• _Given records_:

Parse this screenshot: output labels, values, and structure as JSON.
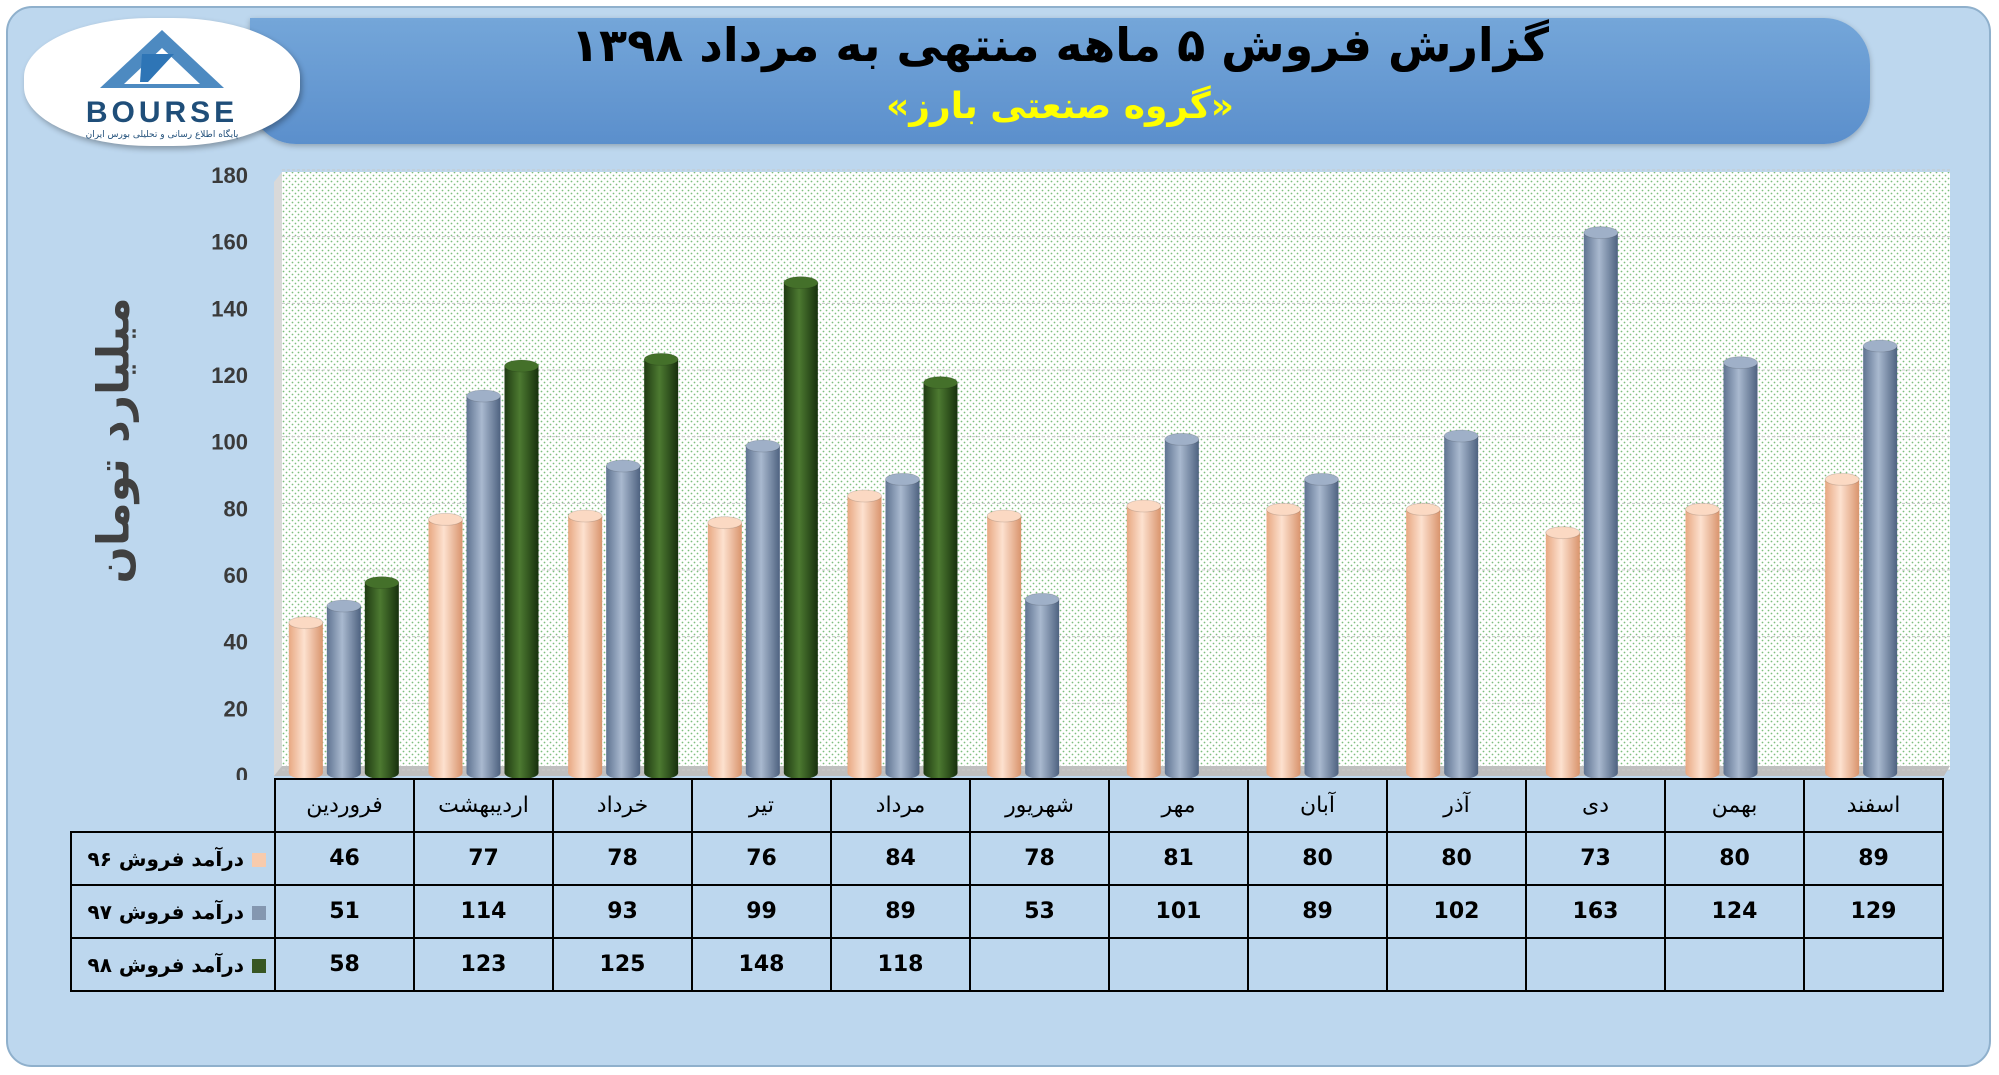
{
  "chart_data": {
    "type": "bar",
    "title": "گزارش فروش ۵ ماهه منتهی به مرداد ۱۳۹۸",
    "subtitle": "«گروه صنعتی بارز»",
    "ylabel": "میلیارد تومان",
    "xlabel": "",
    "ylim": [
      0,
      180
    ],
    "yticks": [
      0,
      20,
      40,
      60,
      80,
      100,
      120,
      140,
      160,
      180
    ],
    "grid": true,
    "legend": "table",
    "categories": [
      "فروردین",
      "اردیبهشت",
      "خرداد",
      "تیر",
      "مرداد",
      "شهریور",
      "مهر",
      "آبان",
      "آذر",
      "دی",
      "بهمن",
      "اسفند"
    ],
    "series": [
      {
        "name": "درآمد فروش ۹۶",
        "color": "#f8cbad",
        "values": [
          46,
          77,
          78,
          76,
          84,
          78,
          81,
          80,
          80,
          73,
          80,
          89
        ]
      },
      {
        "name": "درآمد فروش ۹۷",
        "color": "#8497b0",
        "values": [
          51,
          114,
          93,
          99,
          89,
          53,
          101,
          89,
          102,
          163,
          124,
          129
        ]
      },
      {
        "name": "درآمد فروش ۹۸",
        "color": "#375623",
        "values": [
          58,
          123,
          125,
          148,
          118,
          null,
          null,
          null,
          null,
          null,
          null,
          null
        ]
      }
    ]
  },
  "logo": {
    "text": "BOURSE",
    "tagline": "پایگاه اطلاع رسانی و تحلیلی بورس ایران"
  }
}
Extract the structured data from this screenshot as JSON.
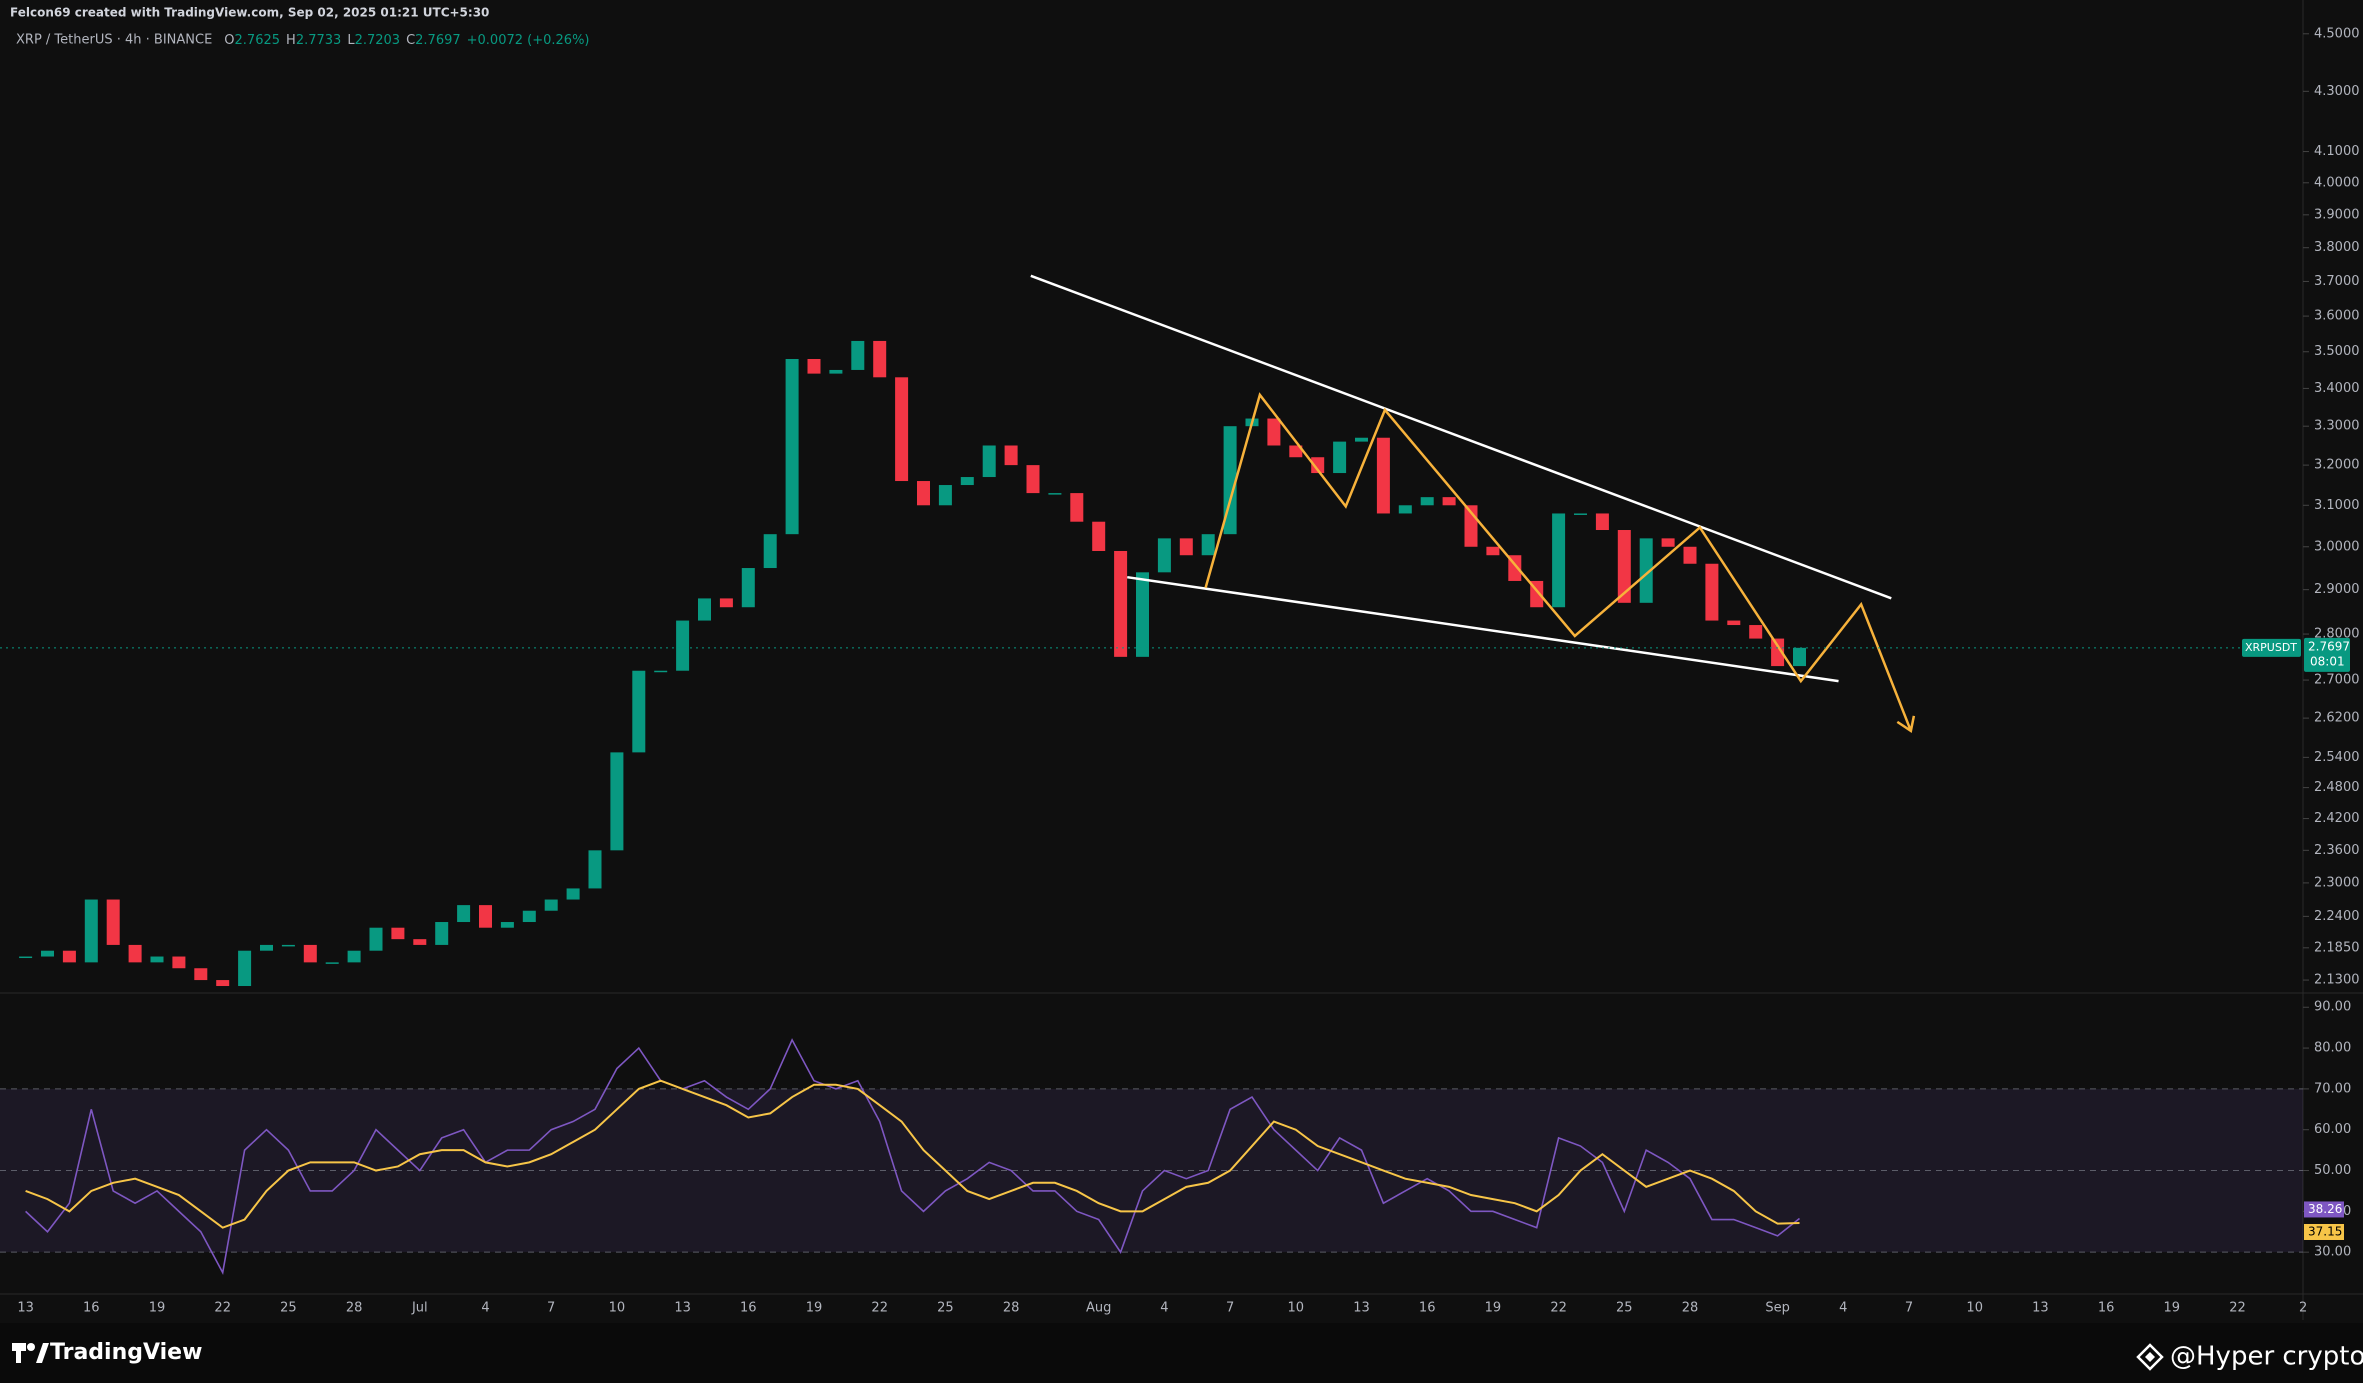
{
  "credit": "Felcon69 created with TradingView.com, Sep 02, 2025 01:21 UTC+5:30",
  "footer": {
    "brand": "TradingView",
    "author": "@Hyper crypto"
  },
  "chart_data": {
    "type": "candlestick",
    "title": "XRP / TetherUS · 4h · BINANCE",
    "ohlc": [
      {
        "label": "O",
        "value": 2.7625
      },
      {
        "label": "H",
        "value": 2.7733
      },
      {
        "label": "L",
        "value": 2.7203
      },
      {
        "label": "C",
        "value": 2.7697
      }
    ],
    "change": "+0.0072 (+0.26%)",
    "symbol": "XRPUSDT",
    "countdown": "08:01",
    "log_scale": true,
    "up_color": "#089981",
    "down_color": "#f23645",
    "categories": [
      "13",
      null,
      null,
      "16",
      null,
      null,
      "19",
      null,
      null,
      "22",
      null,
      null,
      "25",
      null,
      null,
      "28",
      null,
      null,
      "Jul",
      null,
      null,
      "4",
      null,
      null,
      "7",
      null,
      null,
      "10",
      null,
      null,
      "13",
      null,
      null,
      "16",
      null,
      null,
      "19",
      null,
      null,
      "22",
      null,
      null,
      "25",
      null,
      null,
      "28",
      null,
      null,
      null,
      "Aug",
      null,
      null,
      "4",
      null,
      null,
      "7",
      null,
      null,
      "10",
      null,
      null,
      "13",
      null,
      null,
      "16",
      null,
      null,
      "19",
      null,
      null,
      "22",
      null,
      null,
      "25",
      null,
      null,
      "28",
      null,
      null,
      null,
      "Sep",
      null,
      null,
      "4",
      null,
      null,
      "7",
      null,
      null,
      "10",
      null,
      null,
      "13",
      null,
      null,
      "16",
      null,
      null,
      "19",
      null,
      null,
      "22",
      null,
      null,
      "2"
    ],
    "series": [
      {
        "name": "XRPUSDT",
        "color": "#089981",
        "values": [
          2.17,
          2.18,
          2.16,
          2.27,
          2.19,
          2.16,
          2.17,
          2.15,
          2.13,
          2.12,
          2.18,
          2.19,
          2.19,
          2.16,
          2.16,
          2.18,
          2.22,
          2.2,
          2.19,
          2.23,
          2.26,
          2.22,
          2.23,
          2.25,
          2.27,
          2.29,
          2.36,
          2.55,
          2.72,
          2.72,
          2.83,
          2.88,
          2.86,
          2.95,
          3.03,
          3.48,
          3.44,
          3.45,
          3.53,
          3.43,
          3.16,
          3.1,
          3.15,
          3.17,
          3.25,
          3.2,
          3.13,
          3.13,
          3.06,
          2.99,
          2.75,
          2.94,
          3.02,
          2.98,
          3.03,
          3.3,
          3.32,
          3.25,
          3.22,
          3.18,
          3.26,
          3.27,
          3.08,
          3.1,
          3.12,
          3.1,
          3.0,
          2.98,
          2.92,
          2.86,
          3.08,
          3.08,
          3.04,
          2.87,
          3.02,
          3.0,
          2.96,
          2.83,
          2.82,
          2.79,
          2.73,
          2.7697,
          null,
          null,
          null,
          null,
          null,
          null,
          null,
          null,
          null,
          null,
          null,
          null,
          null,
          null,
          null,
          null,
          null,
          null,
          null,
          null,
          null,
          null,
          null
        ]
      }
    ],
    "ylim": [
      2.11,
      4.54
    ],
    "yticks": [
      {
        "value": 4.5,
        "label": "4.5000"
      },
      {
        "value": 4.3,
        "label": "4.3000"
      },
      {
        "value": 4.1,
        "label": "4.1000"
      },
      {
        "value": 4.0,
        "label": "4.0000"
      },
      {
        "value": 3.9,
        "label": "3.9000"
      },
      {
        "value": 3.8,
        "label": "3.8000"
      },
      {
        "value": 3.7,
        "label": "3.7000"
      },
      {
        "value": 3.6,
        "label": "3.6000"
      },
      {
        "value": 3.5,
        "label": "3.5000"
      },
      {
        "value": 3.4,
        "label": "3.4000"
      },
      {
        "value": 3.3,
        "label": "3.3000"
      },
      {
        "value": 3.2,
        "label": "3.2000"
      },
      {
        "value": 3.1,
        "label": "3.1000"
      },
      {
        "value": 3.0,
        "label": "3.0000"
      },
      {
        "value": 2.9,
        "label": "2.9000"
      },
      {
        "value": 2.8,
        "label": "2.8000"
      },
      {
        "value": 2.7,
        "label": "2.7000"
      },
      {
        "value": 2.62,
        "label": "2.6200"
      },
      {
        "value": 2.54,
        "label": "2.5400"
      },
      {
        "value": 2.48,
        "label": "2.4800"
      },
      {
        "value": 2.42,
        "label": "2.4200"
      },
      {
        "value": 2.36,
        "label": "2.3600"
      },
      {
        "value": 2.3,
        "label": "2.3000"
      },
      {
        "value": 2.24,
        "label": "2.2400"
      },
      {
        "value": 2.185,
        "label": "2.1850"
      },
      {
        "value": 2.13,
        "label": "2.1300"
      }
    ],
    "rsi": {
      "ylim": [
        20,
        93
      ],
      "yticks": [
        {
          "value": 90,
          "label": "90.00"
        },
        {
          "value": 80,
          "label": "80.00"
        },
        {
          "value": 70,
          "label": "70.00"
        },
        {
          "value": 60,
          "label": "60.00"
        },
        {
          "value": 50,
          "label": "50.00"
        },
        {
          "value": 40,
          "label": "40.00"
        },
        {
          "value": 30,
          "label": "30.00"
        }
      ],
      "band": [
        30,
        70
      ],
      "midline": 50,
      "band_color": "rgba(126,87,194,0.12)",
      "series": [
        {
          "color": "#7e57c2",
          "values": [
            40,
            35,
            42,
            65,
            45,
            42,
            45,
            40,
            35,
            25,
            55,
            60,
            55,
            45,
            45,
            50,
            60,
            55,
            50,
            58,
            60,
            52,
            55,
            55,
            60,
            62,
            65,
            75,
            80,
            72,
            70,
            72,
            68,
            65,
            70,
            82,
            72,
            70,
            72,
            62,
            45,
            40,
            45,
            48,
            52,
            50,
            45,
            45,
            40,
            38,
            30,
            45,
            50,
            48,
            50,
            65,
            68,
            60,
            55,
            50,
            58,
            55,
            42,
            45,
            48,
            45,
            40,
            40,
            38,
            36,
            58,
            56,
            52,
            40,
            55,
            52,
            48,
            38,
            38,
            36,
            34,
            38.26,
            null,
            null,
            null,
            null,
            null,
            null,
            null,
            null,
            null,
            null,
            null,
            null,
            null,
            null,
            null,
            null,
            null,
            null,
            null,
            null,
            null,
            null,
            null
          ]
        },
        {
          "color": "#f7c548",
          "values": [
            45,
            43,
            40,
            45,
            47,
            48,
            46,
            44,
            40,
            36,
            38,
            45,
            50,
            52,
            52,
            52,
            50,
            51,
            54,
            55,
            55,
            52,
            51,
            52,
            54,
            57,
            60,
            65,
            70,
            72,
            70,
            68,
            66,
            63,
            64,
            68,
            71,
            71,
            70,
            66,
            62,
            55,
            50,
            45,
            43,
            45,
            47,
            47,
            45,
            42,
            40,
            40,
            43,
            46,
            47,
            50,
            56,
            62,
            60,
            56,
            54,
            52,
            50,
            48,
            47,
            46,
            44,
            43,
            42,
            40,
            44,
            50,
            54,
            50,
            46,
            48,
            50,
            48,
            45,
            40,
            37,
            37.15,
            null,
            null,
            null,
            null,
            null,
            null,
            null,
            null,
            null,
            null,
            null,
            null,
            null,
            null,
            null,
            null,
            null,
            null,
            null,
            null,
            null,
            null,
            null
          ]
        }
      ]
    }
  }
}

• _Exercise prompt_: State the number of lines in the records that contain the string "JSON", and nothing more.

• _Solution to this problem_: 2